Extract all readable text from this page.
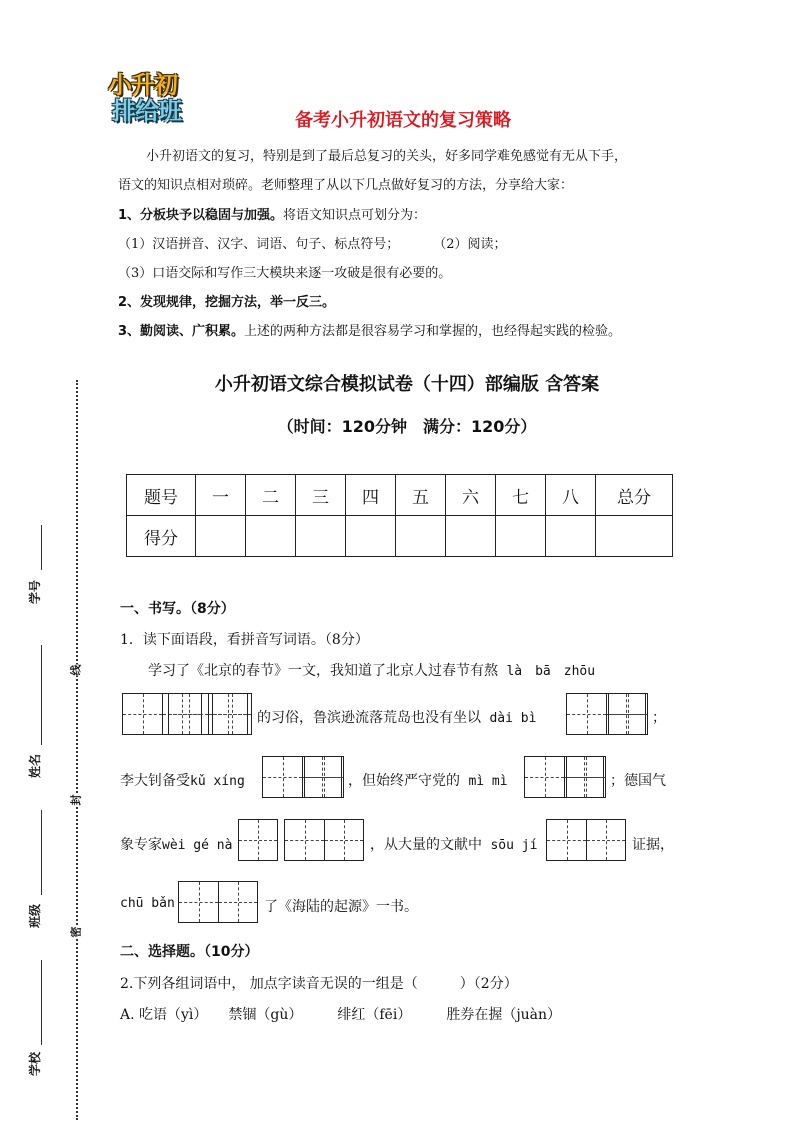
小升初
排给班	备考小升初语文的复习策略
小升初语文的复习，特别是到了最后总复习的关头，好多同学难免感觉有无从下手，
语文的知识点相对琐碎。老师整理了从以下几点做好复习的方法，分享给大家：
1、分板块予以稳固与加强。将语文知识点可划分为：
（1）汉语拼音、汉字、词语、句子、标点符号；	（2）阅读；
（3）口语交际和写作三大模块来逐一攻破是很有必要的。
2、发现规律，挖掘方法，举一反三。
3、勤阅读、广积累。上述的两种方法都是很容易学习和掌握的，也经得起实践的检验。
小升初语文综合模拟试卷（十四）部编版 含答案
（时间：120分钟　满分：120分）
题号	一	二	三	四	五	六	七	八	总分
得分									
一、书写。（8分）
1．读下面语段，看拼音写词语。（8分）
学习了《北京的春节》一文，我知道了北京人过春节有熬 là　bā　zhōu
的习俗，鲁滨逊流落荒岛也没有坐以 dài bì	；
李大钊备受kǔ xíng	，但始终严守党的 mì mì	；德国气
象专家wèi gé nà	，从大量的文献中 sōu jí	证据，
chū bǎn	了《海陆的起源》一书。
二、选择题。（10分）
2.下列各组词语中， 加点字读音无误的一组是（　　　）（2分）
A. 吃语（yì）　　禁锢（gù）　　　绯红（fēi）　　　胜券在握（juàn）
线
封
密
学号
姓名
班级
学校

━━━━━━━━━━━━━━━━━━━━━━━━━━━━━━

▸ Given problem
Your copy should match the records word for word, with the pictures removed.

▸ Output below
Extract all readable text from this page.
小升初
排给班	备考小升初语文的复习策略
小升初语文的复习，特别是到了最后总复习的关头，好多同学难免感觉有无从下手，
语文的知识点相对琐碎。老师整理了从以下几点做好复习的方法，分享给大家：
1、分板块予以稳固与加强。将语文知识点可划分为：
（1）汉语拼音、汉字、词语、句子、标点符号；	（2）阅读；
（3）口语交际和写作三大模块来逐一攻破是很有必要的。
2、发现规律，挖掘方法，举一反三。
3、勤阅读、广积累。上述的两种方法都是很容易学习和掌握的，也经得起实践的检验。
小升初语文综合模拟试卷（十四）部编版 含答案
（时间：120分钟　满分：120分）
题号	一	二	三	四	五	六	七	八	总分
得分									
一、书写。（8分）
1．读下面语段，看拼音写词语。（8分）
学习了《北京的春节》一文，我知道了北京人过春节有熬 là　bā　zhōu
的习俗，鲁滨逊流落荒岛也没有坐以 dài bì	；
李大钊备受kǔ xíng	，但始终严守党的 mì mì	；德国气
象专家wèi gé nà	，从大量的文献中 sōu jí	证据，
chū bǎn	了《海陆的起源》一书。
二、选择题。（10分）
2.下列各组词语中， 加点字读音无误的一组是（　　　）（2分）
A. 吃语（yì）　　禁锢（gù）　　　绯红（fēi）　　　胜券在握（juàn）
线
封
密
学号
姓名
班级
学校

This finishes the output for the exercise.